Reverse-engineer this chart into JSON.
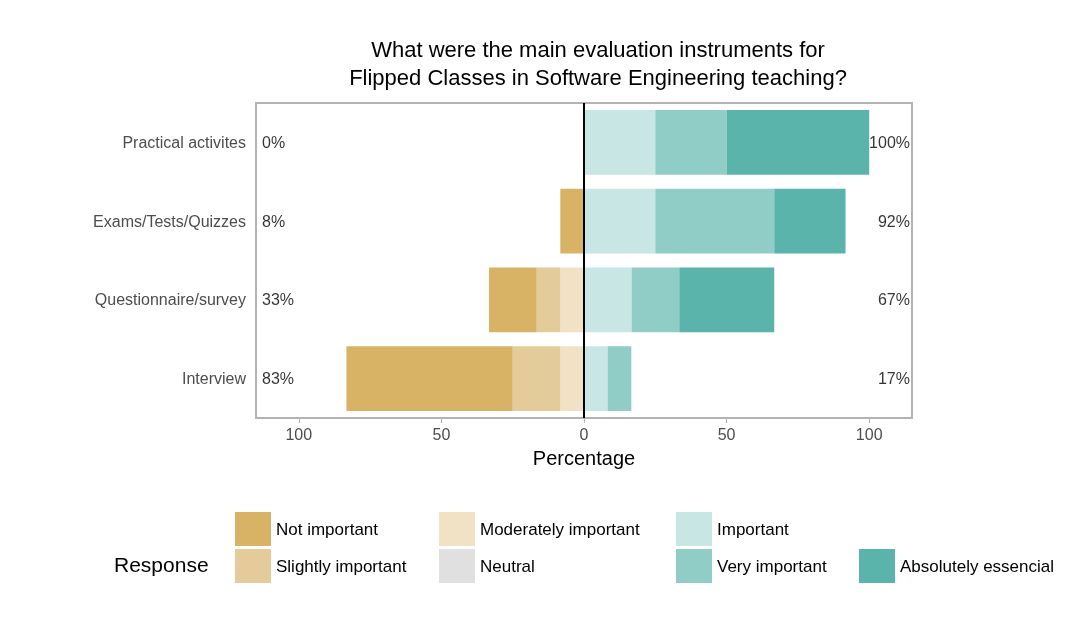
{
  "chart_data": {
    "type": "bar",
    "orientation": "horizontal",
    "stacked": true,
    "title": "What were the main evaluation instruments for\nFlipped Classes in Software Engineering teaching?",
    "xlabel": "Percentage",
    "legend_title": "Response",
    "legend": "bottom",
    "grid": false,
    "categories": [
      "Practical activites",
      "Exams/Tests/Quizzes",
      "Questionnaire/survey",
      "Interview"
    ],
    "series": [
      {
        "name": "Moderately important",
        "color": "#f1e2c6",
        "values": [
          0,
          0,
          -8.3,
          -8.3
        ]
      },
      {
        "name": "Slightly important",
        "color": "#e3cc99",
        "values": [
          0,
          0,
          -8.3,
          -16.7
        ]
      },
      {
        "name": "Not important",
        "color": "#d8b365",
        "values": [
          0,
          -8.3,
          -16.7,
          -58.3
        ]
      },
      {
        "name": "Neutral",
        "color": "#e0e0e0",
        "values": [
          0,
          0,
          0,
          0
        ]
      },
      {
        "name": "Important",
        "color": "#c7e6e4",
        "values": [
          25,
          25,
          16.7,
          8.3
        ]
      },
      {
        "name": "Very important",
        "color": "#90cdc6",
        "values": [
          25,
          41.7,
          16.7,
          8.3
        ]
      },
      {
        "name": "Absolutely essencial",
        "color": "#5ab4ac",
        "values": [
          50,
          25,
          33.3,
          0
        ]
      }
    ],
    "xlim": [
      -115,
      115
    ],
    "xticks": [
      {
        "value": -100,
        "label": "100"
      },
      {
        "value": -50,
        "label": "50"
      },
      0,
      50,
      100
    ],
    "ref_lines": [
      {
        "axis": "x",
        "value": 0,
        "color": "#000000"
      }
    ],
    "annotations": [
      "0%",
      "8%",
      "33%",
      "83%",
      "100%",
      "92%",
      "67%",
      "17%"
    ]
  }
}
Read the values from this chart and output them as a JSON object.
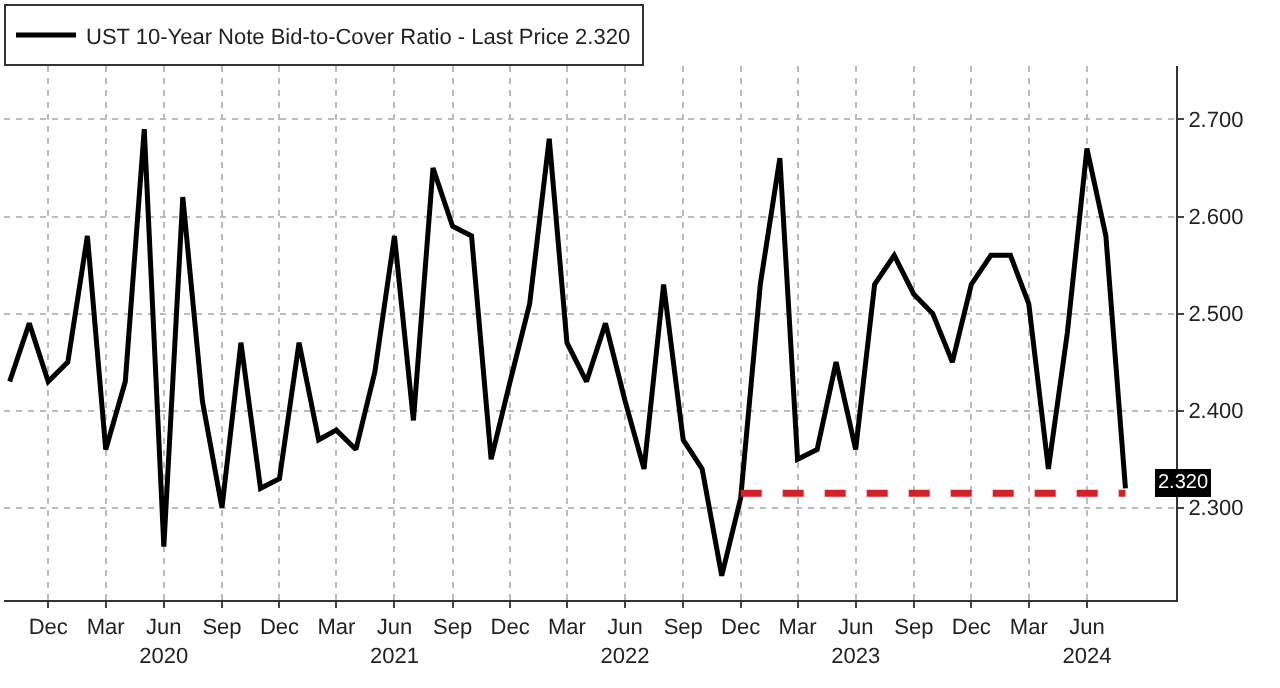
{
  "chart_data": {
    "type": "line",
    "x": [
      "2019-10",
      "2019-11",
      "2019-12",
      "2020-01",
      "2020-02",
      "2020-03",
      "2020-04",
      "2020-05",
      "2020-06",
      "2020-07",
      "2020-08",
      "2020-09",
      "2020-10",
      "2020-11",
      "2020-12",
      "2021-01",
      "2021-02",
      "2021-03",
      "2021-04",
      "2021-05",
      "2021-06",
      "2021-07",
      "2021-08",
      "2021-09",
      "2021-10",
      "2021-11",
      "2021-12",
      "2022-01",
      "2022-02",
      "2022-03",
      "2022-04",
      "2022-05",
      "2022-06",
      "2022-07",
      "2022-08",
      "2022-09",
      "2022-10",
      "2022-11",
      "2022-12",
      "2023-01",
      "2023-02",
      "2023-03",
      "2023-04",
      "2023-05",
      "2023-06",
      "2023-07",
      "2023-08",
      "2023-09",
      "2023-10",
      "2023-11",
      "2023-12",
      "2024-01",
      "2024-02",
      "2024-03",
      "2024-04",
      "2024-05",
      "2024-06",
      "2024-07",
      "2024-08"
    ],
    "series": [
      {
        "name": "UST 10-Year Note Bid-to-Cover Ratio - Last Price 2.320",
        "color": "#000000",
        "values": [
          2.43,
          2.49,
          2.43,
          2.45,
          2.58,
          2.36,
          2.43,
          2.69,
          2.26,
          2.62,
          2.41,
          2.3,
          2.47,
          2.32,
          2.33,
          2.47,
          2.37,
          2.38,
          2.36,
          2.44,
          2.58,
          2.39,
          2.65,
          2.59,
          2.58,
          2.35,
          2.43,
          2.51,
          2.68,
          2.47,
          2.43,
          2.49,
          2.41,
          2.34,
          2.53,
          2.37,
          2.34,
          2.23,
          2.31,
          2.53,
          2.66,
          2.35,
          2.36,
          2.45,
          2.36,
          2.53,
          2.56,
          2.52,
          2.5,
          2.45,
          2.53,
          2.56,
          2.56,
          2.51,
          2.34,
          2.48,
          2.67,
          2.58,
          2.32
        ]
      },
      {
        "color": "#d62027",
        "line_style": "dashed",
        "x": [
          "2022-12",
          "2024-08"
        ],
        "values": [
          2.315,
          2.315
        ]
      }
    ],
    "annotations": [
      {
        "text": "2.320",
        "x": "2024-08",
        "y": 2.32
      }
    ],
    "xlim": [
      "2019-09-22",
      "2024-10-20"
    ],
    "xticks": [
      {
        "value": "2019-12",
        "label": "Dec"
      },
      {
        "value": "2020-03",
        "label": "Mar"
      },
      {
        "value": "2020-06",
        "label": "Jun\n2020"
      },
      {
        "value": "2020-09",
        "label": "Sep"
      },
      {
        "value": "2020-12",
        "label": "Dec"
      },
      {
        "value": "2021-03",
        "label": "Mar"
      },
      {
        "value": "2021-06",
        "label": "Jun\n2021"
      },
      {
        "value": "2021-09",
        "label": "Sep"
      },
      {
        "value": "2021-12",
        "label": "Dec"
      },
      {
        "value": "2022-03",
        "label": "Mar"
      },
      {
        "value": "2022-06",
        "label": "Jun\n2022"
      },
      {
        "value": "2022-09",
        "label": "Sep"
      },
      {
        "value": "2022-12",
        "label": "Dec"
      },
      {
        "value": "2023-03",
        "label": "Mar"
      },
      {
        "value": "2023-06",
        "label": "Jun\n2023"
      },
      {
        "value": "2023-09",
        "label": "Sep"
      },
      {
        "value": "2023-12",
        "label": "Dec"
      },
      {
        "value": "2024-03",
        "label": "Mar"
      },
      {
        "value": "2024-06",
        "label": "Jun\n2024"
      }
    ],
    "ylim": [
      2.205,
      2.755
    ],
    "yticks": [
      {
        "value": 2.3,
        "label": "2.300"
      },
      {
        "value": 2.4,
        "label": "2.400"
      },
      {
        "value": 2.5,
        "label": "2.500"
      },
      {
        "value": 2.6,
        "label": "2.600"
      },
      {
        "value": 2.7,
        "label": "2.700"
      }
    ],
    "grid": true,
    "legend": "top left",
    "line_style": "solid"
  }
}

**WORK INSTRUCTIONS**: Identify the lines in the records above that contain the word "JSON", then state how many there are and nothing more.

**RESPONSE**: 2